§ **DOCUMENT PASSAGE**
--------------------
I think Chosen makes hubs for other companys.

Stan no tubes has them (now they made their own), planet x, equinox and many others.

Not for rain and soft aluminium.

They work.

by Weenie


alcatraz
Posts: 570
Joined: Mon Aug 29, 2016 11:19 am

by alcatraz

With hubs I think it's a little bit like this:

Price - Weight - Durability : Pick 2..

If you are a lightweight or don't put out much power you don't need as much durability. Some users really trash their hubs with 1000+w sprints, bunny hopping and potholes while weighing a lot themselves.

You have to ask someone that has a similar weight, riding style, road conditions and power output, or that have used hubs for many years and thousands of kilometers to get a 100% reliable answer. The unfortunate thing about hubs is that once the wheel is built it's not easy to replace.

I've found my light weight taiwan hubs have a weakness in the freehub that is alloy. Steep climbs with high torque and alloy freehub doesn't mate well. They do still work but I get an occasional pop from the freehub before all the splines have engaged properly.
--------------------
§ **EXCERPTED RECORDS**
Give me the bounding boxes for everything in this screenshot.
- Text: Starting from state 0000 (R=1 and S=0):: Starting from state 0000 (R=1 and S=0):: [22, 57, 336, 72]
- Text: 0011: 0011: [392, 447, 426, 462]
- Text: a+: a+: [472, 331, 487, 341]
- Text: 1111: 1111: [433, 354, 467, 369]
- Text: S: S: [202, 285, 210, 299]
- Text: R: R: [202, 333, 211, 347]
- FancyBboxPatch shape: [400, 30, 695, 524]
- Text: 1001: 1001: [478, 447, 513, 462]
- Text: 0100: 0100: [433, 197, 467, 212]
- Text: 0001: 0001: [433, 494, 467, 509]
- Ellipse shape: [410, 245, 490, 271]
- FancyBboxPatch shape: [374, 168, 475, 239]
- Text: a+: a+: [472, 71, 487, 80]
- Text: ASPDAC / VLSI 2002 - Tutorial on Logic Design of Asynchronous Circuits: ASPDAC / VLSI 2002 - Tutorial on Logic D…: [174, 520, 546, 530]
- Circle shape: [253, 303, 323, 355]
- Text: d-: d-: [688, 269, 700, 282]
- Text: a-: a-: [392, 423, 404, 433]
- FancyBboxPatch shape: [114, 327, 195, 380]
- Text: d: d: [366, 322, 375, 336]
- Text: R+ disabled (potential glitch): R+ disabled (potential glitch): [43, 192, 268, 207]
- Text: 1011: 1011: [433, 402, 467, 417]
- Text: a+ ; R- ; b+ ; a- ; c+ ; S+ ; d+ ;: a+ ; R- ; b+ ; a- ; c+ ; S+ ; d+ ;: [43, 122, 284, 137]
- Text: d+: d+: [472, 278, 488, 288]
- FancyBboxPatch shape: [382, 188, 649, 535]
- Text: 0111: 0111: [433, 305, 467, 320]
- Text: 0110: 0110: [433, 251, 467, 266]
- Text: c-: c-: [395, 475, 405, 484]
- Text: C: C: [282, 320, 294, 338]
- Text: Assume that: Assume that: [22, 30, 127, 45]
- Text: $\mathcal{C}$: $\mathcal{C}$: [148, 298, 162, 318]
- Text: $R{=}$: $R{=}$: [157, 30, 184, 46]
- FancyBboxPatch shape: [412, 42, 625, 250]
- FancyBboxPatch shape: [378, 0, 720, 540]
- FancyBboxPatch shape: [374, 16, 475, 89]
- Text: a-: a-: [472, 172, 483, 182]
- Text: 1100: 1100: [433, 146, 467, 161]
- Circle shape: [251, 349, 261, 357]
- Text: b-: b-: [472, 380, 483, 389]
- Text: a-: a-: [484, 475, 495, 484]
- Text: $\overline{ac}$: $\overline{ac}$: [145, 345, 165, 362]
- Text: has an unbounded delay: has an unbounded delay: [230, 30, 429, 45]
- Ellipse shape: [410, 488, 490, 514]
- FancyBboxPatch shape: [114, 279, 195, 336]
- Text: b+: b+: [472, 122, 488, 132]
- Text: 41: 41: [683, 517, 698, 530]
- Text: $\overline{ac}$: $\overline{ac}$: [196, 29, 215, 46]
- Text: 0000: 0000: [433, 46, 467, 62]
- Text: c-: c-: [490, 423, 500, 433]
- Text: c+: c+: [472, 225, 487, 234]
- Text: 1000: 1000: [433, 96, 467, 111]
--------------------
§ **JOBS**
(a) Retype the bike hub forum thread word for word, everything from "If you are a" down to "a lot themselves.".
(b) Write what comes next in the forum discussion about bicycle hubs, picking up after its final sentence.
The records were taken from a different source than the text.

§ **SET OF ANSWERS**
(a)
If you are a lightweight or don't put out much power you don't need as much durability. Some users really trash their hubs with 1000+w sprints, bunny hopping and potholes while weighing a lot themselves.

(b)
Mentioned above is your gearing choice might influence your choice of hub. Because large cassettes (equally small chainrings) can produce a high amount of torque on the hub which it might not be designed for. So if you are a strong/heavy climber or a sprinter you might need to use a stronger freehub material than alloy.

I suggest sealead bearings vs cup/cone. Different people have different opinion on this. Yes balls are usually smaller in sealed bearings which influences their max torque/weight/lifespan and it can create some play in the wheels, but it's sure smoother and convenient to keep the wheels spinning for many years.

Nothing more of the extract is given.